[Selected text]
Fat Transfer

Overview

The effects of the ageing process on the face causes the skin to become loose which gives rise to jowls and folds in the neck as well as a loss of soft tissue volume particularly in the cheek area due to drooping of the cheek fat. In contrast to the fullness of youth the face later in life can look gaunt with a sunken appearance in the region of the cheek bones and mid face. Fat transfer is an operation to take fat from one part of the body (e.g. the abdomen or buttocks) and transfer it to another part of the body, usually the face, to try and reverse some of these changes. It can also be useful in correcting the facial contour abnormalities seen following traumatic scars and be used to cosmetically enhance the lips. The operation can be performed under local or general anaesthetic depending on the extent of the treatment, takes about 1 hour to perform and usually requires 1 night in hospital.

During the procedure, the donor area for harvesting fat is prepared in a similar fashion to performing liposuction. The fat is harvested using a special suction cannula so it is not damaged. it is then centrifuged to allow separation of the intact healthy fat cells from those that have damaged. The live fat cells are then injected in the treatment areas using a very fine cannula to place tiny amounts of fat in tunnels which are carefully built up to form layers which restore volume and shape. Between 50% and 60% of the transferred fat survves. This means a certain amount of overcorrection is required which also contributes to some of the swelling following surgery. Fat transfer is often performed in conjunction with other surgical procedures such as a facelift.

Frequently asked questions

Am I suitable for a fat transfer?

What are the benefits of a fat transfer?

Where are the scars?

Is the procedure painful?

How long does it take to recover from the surgery?

When will I notice the results and how long will they last?

Will I be told the risks and complications?

What follow-up appointments will there be?

Am I suitable for a fat transfer?

Not everyone is suitable for fat transfer. Suitability is a matter for you and Mr Johnson to discuss in clinic, following a thorough analysis of your medical history and a thorough clinical consultation.

What are the benefits of fat transfer?

The aims of surgery are to improve the contour of the face. The advantage of achieving this using autologous tissue (i.e. tissue from one's own body) rather than using synthetic implant materials is it feels more natural and, were any infection to occur, the synthetic implant would most likely need to be surgically removed. The operation can be very successful at improving the soft tissue balance within the facial features and thereby increasing patient confidence and improving self esteem.

Where are the scars?

The scars resulting from the fat harvest as well as the fat transfer are all quite small (< 5 mm in length) and where possible hidden in the natural smile/crease lines.

Is the procedure painful?

Fat transfer is not a particularly painful procedure. During the operation local anaesthetic is injected into the site of the fat harvest and fat transfer. On discharge from hospital, any discomfort can usually be managed with simple tablet type painkillers such as paracetamol etc.
[/Selected text]
[Record extracts]
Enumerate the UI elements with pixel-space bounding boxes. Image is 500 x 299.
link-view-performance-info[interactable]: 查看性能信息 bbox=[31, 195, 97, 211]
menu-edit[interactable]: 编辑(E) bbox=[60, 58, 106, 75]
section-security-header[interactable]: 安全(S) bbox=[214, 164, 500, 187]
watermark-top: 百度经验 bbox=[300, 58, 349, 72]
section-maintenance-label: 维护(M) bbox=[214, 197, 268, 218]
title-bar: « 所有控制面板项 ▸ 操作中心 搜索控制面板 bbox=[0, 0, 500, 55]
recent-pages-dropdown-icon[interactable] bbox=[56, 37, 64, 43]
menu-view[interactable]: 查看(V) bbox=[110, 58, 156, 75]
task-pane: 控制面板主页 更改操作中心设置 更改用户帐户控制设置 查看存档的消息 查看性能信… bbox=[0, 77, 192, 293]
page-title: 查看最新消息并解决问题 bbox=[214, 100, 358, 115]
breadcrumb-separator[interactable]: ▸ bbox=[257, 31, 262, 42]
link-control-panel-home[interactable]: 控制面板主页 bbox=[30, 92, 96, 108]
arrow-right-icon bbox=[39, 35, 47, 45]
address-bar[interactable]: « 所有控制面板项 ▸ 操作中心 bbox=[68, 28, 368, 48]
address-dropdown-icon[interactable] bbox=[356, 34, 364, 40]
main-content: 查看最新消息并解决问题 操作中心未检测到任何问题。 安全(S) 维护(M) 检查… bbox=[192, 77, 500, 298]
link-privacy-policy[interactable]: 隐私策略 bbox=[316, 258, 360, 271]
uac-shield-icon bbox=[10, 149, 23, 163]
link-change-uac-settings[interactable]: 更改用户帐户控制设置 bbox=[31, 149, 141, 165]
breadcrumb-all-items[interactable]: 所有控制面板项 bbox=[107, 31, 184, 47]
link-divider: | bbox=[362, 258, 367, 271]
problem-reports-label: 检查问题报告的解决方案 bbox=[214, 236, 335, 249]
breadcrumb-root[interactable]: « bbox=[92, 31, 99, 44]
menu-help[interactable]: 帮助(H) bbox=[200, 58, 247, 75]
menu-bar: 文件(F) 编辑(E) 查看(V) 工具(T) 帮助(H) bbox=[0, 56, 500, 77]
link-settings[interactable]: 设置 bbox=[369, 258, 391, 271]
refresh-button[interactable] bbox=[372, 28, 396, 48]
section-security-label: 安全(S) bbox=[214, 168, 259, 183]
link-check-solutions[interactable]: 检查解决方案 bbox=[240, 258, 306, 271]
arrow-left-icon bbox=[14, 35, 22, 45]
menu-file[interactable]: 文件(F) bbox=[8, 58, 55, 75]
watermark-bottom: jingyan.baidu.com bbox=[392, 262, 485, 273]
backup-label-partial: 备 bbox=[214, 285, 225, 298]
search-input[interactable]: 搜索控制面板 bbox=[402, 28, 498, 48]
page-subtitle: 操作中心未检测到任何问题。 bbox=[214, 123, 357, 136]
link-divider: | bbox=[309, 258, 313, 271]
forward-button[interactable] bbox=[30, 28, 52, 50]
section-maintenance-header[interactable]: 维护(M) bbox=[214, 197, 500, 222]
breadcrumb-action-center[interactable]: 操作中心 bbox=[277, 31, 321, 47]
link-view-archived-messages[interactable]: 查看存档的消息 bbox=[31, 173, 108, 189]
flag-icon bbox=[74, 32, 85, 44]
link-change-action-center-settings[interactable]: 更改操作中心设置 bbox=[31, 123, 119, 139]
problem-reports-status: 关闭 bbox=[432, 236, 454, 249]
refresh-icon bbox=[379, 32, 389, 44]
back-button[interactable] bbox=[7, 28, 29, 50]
[/Record extracts]
Exercise 1.
Answer these questions from the page on fat transfer, after the listing:
(a) About how long does the operation take to perform?
(b) What share of the transferred fat survives?
(c) How long are the scars from the fat harvest and the fat transfer?
Exercise 2.
Pick up the page on fat transfer after its last sentence and continue writing it.

Answer space 1.
(a) About 1 hour.
(b) Between 50% and 60%.
(c) Less than 5 mm in length.

Answer space 2.
How long does it take to recover from surgery?

It is normal to feel lethargic and tired for the first week following surgery. Brusing and swelling and numbness can last for several weeks following surgery. Patients can usually return to work after 2-3 weeks depending on the extent of the surgery and should refrain from contact sports for 3 months.

When will I notice the results and how long will they last?

Up to 50% overcorrection is performed with fat transfer to take into account the fat resorption rate. This adds to the normal expected bruising and swelling which may last several weeks. The final result can usually be judged at around 6-12 months following surgery. Due to the unpredictability of the results, the procedure may need to be repeated.

Will I be told the risks and complications?

Any operation carries with it the risk of complication. Major complications, however, are uncommon following a fat transfer. During your initial consultation Mr Johnson will have a full discussion with you about the risks and complications of surgery. If you decide to go ahead with surgery, these risks will again be discussed as part of the consenting process. Fortunately, with correct patient selection and appropriate procedure selection, the risks are kept to an absolute minimum. It is important that you should be reassured that Mr Johnson will not agree to perform any cosmetic procedure on you unless he feels the benefits significantly outweigh the risks.

What follow-up appointments will there be?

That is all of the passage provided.